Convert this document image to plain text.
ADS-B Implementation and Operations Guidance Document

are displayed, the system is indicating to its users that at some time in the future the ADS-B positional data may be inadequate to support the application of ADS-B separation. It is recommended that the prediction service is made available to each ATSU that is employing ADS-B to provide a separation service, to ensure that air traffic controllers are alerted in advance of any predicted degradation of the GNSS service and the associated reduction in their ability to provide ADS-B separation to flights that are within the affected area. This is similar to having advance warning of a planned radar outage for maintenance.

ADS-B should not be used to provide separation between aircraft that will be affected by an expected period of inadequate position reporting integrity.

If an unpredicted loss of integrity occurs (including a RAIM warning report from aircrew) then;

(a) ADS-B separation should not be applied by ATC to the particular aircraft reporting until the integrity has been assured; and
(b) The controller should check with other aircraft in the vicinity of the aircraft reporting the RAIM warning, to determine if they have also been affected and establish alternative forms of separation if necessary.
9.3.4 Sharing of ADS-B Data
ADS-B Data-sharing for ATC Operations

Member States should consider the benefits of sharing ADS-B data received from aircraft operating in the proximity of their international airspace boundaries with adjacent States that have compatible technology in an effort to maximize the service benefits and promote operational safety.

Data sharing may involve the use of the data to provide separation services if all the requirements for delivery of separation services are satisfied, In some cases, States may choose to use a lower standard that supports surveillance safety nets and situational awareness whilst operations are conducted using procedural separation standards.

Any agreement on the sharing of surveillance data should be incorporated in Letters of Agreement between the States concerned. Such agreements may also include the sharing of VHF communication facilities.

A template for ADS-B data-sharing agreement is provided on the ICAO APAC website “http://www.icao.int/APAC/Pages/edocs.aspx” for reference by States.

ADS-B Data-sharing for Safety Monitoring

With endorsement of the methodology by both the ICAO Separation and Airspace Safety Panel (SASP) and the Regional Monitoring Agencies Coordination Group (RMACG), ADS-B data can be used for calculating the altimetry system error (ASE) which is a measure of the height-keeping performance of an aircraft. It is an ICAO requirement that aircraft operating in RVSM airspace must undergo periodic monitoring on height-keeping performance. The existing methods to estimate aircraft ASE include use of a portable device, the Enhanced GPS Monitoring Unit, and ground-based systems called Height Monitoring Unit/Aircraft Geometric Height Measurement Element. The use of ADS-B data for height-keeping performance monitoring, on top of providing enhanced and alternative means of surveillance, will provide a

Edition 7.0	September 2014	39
- - - -
- **WHAT THE EXERCISE ASKS**: Make an exact copy of all the data.

- **REPLY TO THE TASK**:
Convert this document image to plain text.
ADS-B Implementation and Operations Guidance Document

are displayed, the system is indicating to its users that at some time in the future the ADS-B positional data may be inadequate to support the application of ADS-B separation. It is recommended that the prediction service is made available to each ATSU that is employing ADS-B to provide a separation service, to ensure that air traffic controllers are alerted in advance of any predicted degradation of the GNSS service and the associated reduction in their ability to provide ADS-B separation to flights that are within the affected area. This is similar to having advance warning of a planned radar outage for maintenance.

ADS-B should not be used to provide separation between aircraft that will be affected by an expected period of inadequate position reporting integrity.

If an unpredicted loss of integrity occurs (including a RAIM warning report from aircrew) then;

(a) ADS-B separation should not be applied by ATC to the particular aircraft reporting until the integrity has been assured; and
(b) The controller should check with other aircraft in the vicinity of the aircraft reporting the RAIM warning, to determine if they have also been affected and establish alternative forms of separation if necessary.
9.3.4 Sharing of ADS-B Data
ADS-B Data-sharing for ATC Operations

Member States should consider the benefits of sharing ADS-B data received from aircraft operating in the proximity of their international airspace boundaries with adjacent States that have compatible technology in an effort to maximize the service benefits and promote operational safety.

Data sharing may involve the use of the data to provide separation services if all the requirements for delivery of separation services are satisfied, In some cases, States may choose to use a lower standard that supports surveillance safety nets and situational awareness whilst operations are conducted using procedural separation standards.

Any agreement on the sharing of surveillance data should be incorporated in Letters of Agreement between the States concerned. Such agreements may also include the sharing of VHF communication facilities.

A template for ADS-B data-sharing agreement is provided on the ICAO APAC website “http://www.icao.int/APAC/Pages/edocs.aspx” for reference by States.

ADS-B Data-sharing for Safety Monitoring

With endorsement of the methodology by both the ICAO Separation and Airspace Safety Panel (SASP) and the Regional Monitoring Agencies Coordination Group (RMACG), ADS-B data can be used for calculating the altimetry system error (ASE) which is a measure of the height-keeping performance of an aircraft. It is an ICAO requirement that aircraft operating in RVSM airspace must undergo periodic monitoring on height-keeping performance. The existing methods to estimate aircraft ASE include use of a portable device, the Enhanced GPS Monitoring Unit, and ground-based systems called Height Monitoring Unit/Aircraft Geometric Height Measurement Element. The use of ADS-B data for height-keeping performance monitoring, on top of providing enhanced and alternative means of surveillance, will provide a

Edition 7.0	September 2014	39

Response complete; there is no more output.